# INSTRUCTIONS FOR THE TASK
Each line that holds the word "Próprio" counts once; give the total for the records below and nothing else.

# EXERCISE MATERIALS
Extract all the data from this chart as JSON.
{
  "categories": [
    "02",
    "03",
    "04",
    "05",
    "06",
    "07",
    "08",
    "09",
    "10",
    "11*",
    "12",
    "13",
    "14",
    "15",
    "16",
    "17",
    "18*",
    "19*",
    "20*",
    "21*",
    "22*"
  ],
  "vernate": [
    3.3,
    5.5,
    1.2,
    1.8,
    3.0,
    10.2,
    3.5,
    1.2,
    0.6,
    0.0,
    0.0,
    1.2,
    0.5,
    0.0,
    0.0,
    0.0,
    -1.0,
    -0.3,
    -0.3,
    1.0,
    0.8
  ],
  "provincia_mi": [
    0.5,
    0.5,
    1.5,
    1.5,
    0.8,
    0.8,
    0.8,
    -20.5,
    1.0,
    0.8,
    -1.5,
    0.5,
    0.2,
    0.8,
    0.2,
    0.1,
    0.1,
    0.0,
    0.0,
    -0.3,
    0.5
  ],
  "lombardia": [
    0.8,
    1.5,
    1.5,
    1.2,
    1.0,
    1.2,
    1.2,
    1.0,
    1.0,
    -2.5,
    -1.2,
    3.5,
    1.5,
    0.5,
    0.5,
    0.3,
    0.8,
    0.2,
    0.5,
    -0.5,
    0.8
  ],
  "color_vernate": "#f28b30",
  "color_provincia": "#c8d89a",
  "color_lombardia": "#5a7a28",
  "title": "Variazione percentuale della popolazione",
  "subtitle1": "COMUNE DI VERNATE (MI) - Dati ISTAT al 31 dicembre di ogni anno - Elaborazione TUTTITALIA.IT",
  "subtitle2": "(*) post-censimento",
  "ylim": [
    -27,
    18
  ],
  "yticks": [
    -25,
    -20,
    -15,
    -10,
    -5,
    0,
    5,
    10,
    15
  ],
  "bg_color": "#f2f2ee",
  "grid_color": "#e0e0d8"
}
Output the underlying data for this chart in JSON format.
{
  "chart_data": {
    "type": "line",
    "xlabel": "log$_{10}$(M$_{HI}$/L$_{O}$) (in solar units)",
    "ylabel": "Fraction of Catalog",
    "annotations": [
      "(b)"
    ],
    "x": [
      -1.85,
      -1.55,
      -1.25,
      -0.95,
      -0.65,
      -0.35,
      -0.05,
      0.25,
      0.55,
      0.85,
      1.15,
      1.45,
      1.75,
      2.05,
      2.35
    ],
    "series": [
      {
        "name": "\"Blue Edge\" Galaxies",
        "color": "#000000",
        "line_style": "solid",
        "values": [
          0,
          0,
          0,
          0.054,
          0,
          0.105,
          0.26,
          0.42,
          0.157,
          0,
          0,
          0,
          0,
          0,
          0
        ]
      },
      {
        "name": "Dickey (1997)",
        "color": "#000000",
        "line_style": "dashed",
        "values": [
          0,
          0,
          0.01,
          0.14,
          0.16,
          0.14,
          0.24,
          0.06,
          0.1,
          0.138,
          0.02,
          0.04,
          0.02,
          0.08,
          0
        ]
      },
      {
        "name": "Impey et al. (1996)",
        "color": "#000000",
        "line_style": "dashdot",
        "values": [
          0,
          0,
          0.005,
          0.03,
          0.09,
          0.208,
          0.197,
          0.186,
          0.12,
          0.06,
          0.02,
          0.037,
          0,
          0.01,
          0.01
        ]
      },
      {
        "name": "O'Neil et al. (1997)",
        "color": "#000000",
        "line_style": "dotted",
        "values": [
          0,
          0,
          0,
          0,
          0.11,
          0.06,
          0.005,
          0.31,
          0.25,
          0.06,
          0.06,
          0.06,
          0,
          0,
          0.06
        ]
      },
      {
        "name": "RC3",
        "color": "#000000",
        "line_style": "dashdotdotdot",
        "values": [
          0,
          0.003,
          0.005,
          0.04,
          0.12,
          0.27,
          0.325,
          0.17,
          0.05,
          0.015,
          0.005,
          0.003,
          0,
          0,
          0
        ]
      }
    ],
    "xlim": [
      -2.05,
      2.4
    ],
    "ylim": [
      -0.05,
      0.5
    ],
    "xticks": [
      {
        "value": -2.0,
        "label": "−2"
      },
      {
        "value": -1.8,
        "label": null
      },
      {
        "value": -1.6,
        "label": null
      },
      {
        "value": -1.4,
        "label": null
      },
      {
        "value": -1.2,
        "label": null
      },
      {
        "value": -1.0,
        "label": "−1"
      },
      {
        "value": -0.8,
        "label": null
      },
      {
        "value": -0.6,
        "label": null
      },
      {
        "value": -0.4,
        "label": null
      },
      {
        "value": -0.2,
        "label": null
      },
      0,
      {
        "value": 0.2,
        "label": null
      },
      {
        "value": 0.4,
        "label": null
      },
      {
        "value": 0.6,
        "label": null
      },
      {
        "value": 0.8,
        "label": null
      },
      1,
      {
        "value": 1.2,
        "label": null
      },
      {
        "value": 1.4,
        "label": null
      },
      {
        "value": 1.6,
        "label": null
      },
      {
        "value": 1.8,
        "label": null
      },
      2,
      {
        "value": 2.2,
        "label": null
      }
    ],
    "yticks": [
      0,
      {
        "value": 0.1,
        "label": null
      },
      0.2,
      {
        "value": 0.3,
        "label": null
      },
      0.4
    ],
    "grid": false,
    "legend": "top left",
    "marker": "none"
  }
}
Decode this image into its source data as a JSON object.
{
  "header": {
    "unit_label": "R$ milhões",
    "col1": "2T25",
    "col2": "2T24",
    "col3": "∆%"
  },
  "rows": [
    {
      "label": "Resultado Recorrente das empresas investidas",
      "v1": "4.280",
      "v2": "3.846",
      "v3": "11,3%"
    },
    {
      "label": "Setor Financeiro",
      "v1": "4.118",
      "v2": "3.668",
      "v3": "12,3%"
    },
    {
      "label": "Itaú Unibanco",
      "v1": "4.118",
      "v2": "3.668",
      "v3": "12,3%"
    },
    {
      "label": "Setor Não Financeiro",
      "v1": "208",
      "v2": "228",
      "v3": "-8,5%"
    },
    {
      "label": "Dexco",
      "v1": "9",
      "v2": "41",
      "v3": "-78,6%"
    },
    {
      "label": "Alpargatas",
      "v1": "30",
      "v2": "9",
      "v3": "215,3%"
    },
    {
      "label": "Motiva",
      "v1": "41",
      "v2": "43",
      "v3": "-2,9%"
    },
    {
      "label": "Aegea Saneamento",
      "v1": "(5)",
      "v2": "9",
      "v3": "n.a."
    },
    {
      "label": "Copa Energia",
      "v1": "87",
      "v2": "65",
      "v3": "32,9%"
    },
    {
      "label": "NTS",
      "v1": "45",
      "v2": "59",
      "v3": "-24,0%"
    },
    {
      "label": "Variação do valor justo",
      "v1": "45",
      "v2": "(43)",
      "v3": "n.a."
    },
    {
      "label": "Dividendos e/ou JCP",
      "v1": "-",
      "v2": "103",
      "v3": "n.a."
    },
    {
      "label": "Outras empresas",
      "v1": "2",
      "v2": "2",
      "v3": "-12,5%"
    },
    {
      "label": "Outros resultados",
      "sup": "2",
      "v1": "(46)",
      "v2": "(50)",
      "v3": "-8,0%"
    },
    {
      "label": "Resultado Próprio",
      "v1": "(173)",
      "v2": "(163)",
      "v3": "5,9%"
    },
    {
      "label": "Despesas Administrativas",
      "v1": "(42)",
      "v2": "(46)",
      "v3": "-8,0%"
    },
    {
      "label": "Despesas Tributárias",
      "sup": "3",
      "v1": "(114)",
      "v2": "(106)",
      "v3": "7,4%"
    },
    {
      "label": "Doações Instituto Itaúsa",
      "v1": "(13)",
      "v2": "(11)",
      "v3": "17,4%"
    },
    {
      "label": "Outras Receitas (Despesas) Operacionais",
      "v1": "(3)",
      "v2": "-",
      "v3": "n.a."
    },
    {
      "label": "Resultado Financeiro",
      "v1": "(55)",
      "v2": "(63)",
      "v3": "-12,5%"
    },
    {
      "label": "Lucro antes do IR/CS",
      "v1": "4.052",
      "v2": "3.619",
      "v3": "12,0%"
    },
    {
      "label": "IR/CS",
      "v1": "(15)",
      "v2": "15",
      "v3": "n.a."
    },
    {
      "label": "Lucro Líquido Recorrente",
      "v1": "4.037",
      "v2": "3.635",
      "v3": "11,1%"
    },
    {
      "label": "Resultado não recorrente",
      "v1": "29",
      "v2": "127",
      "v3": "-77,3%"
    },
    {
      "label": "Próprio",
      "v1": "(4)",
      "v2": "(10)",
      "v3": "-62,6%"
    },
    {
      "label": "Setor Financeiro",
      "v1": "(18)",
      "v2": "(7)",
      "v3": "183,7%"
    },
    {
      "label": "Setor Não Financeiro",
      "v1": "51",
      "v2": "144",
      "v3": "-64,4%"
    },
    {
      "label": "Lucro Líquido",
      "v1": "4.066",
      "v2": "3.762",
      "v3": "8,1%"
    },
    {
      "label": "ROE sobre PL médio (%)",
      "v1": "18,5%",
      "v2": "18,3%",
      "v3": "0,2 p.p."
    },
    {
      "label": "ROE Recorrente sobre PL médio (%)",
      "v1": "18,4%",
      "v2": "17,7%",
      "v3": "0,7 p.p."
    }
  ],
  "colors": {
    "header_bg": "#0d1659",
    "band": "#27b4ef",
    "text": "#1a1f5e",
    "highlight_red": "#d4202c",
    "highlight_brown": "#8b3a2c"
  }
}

# SOLUTION TO THE EXERCISE
2